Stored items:
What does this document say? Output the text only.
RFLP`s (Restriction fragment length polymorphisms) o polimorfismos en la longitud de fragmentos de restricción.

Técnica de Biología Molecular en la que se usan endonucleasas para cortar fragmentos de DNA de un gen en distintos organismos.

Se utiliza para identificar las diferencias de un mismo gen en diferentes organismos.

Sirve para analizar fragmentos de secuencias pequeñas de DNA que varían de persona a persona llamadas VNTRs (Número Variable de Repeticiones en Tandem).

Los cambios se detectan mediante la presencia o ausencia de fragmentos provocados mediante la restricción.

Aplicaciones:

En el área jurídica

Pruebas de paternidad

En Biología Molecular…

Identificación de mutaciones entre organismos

### WHAT NEEDS TO BE DONE
Copy every line of the listing where the word "organismos" appears.

### REPLY
Técnica de Biología Molecular en la que se usan endonucleasas para cortar fragmentos de DNA de un gen en distintos organismos.
Se utiliza para identificar las diferencias de un mismo gen en diferentes organismos.
Identificación de mutaciones entre organismos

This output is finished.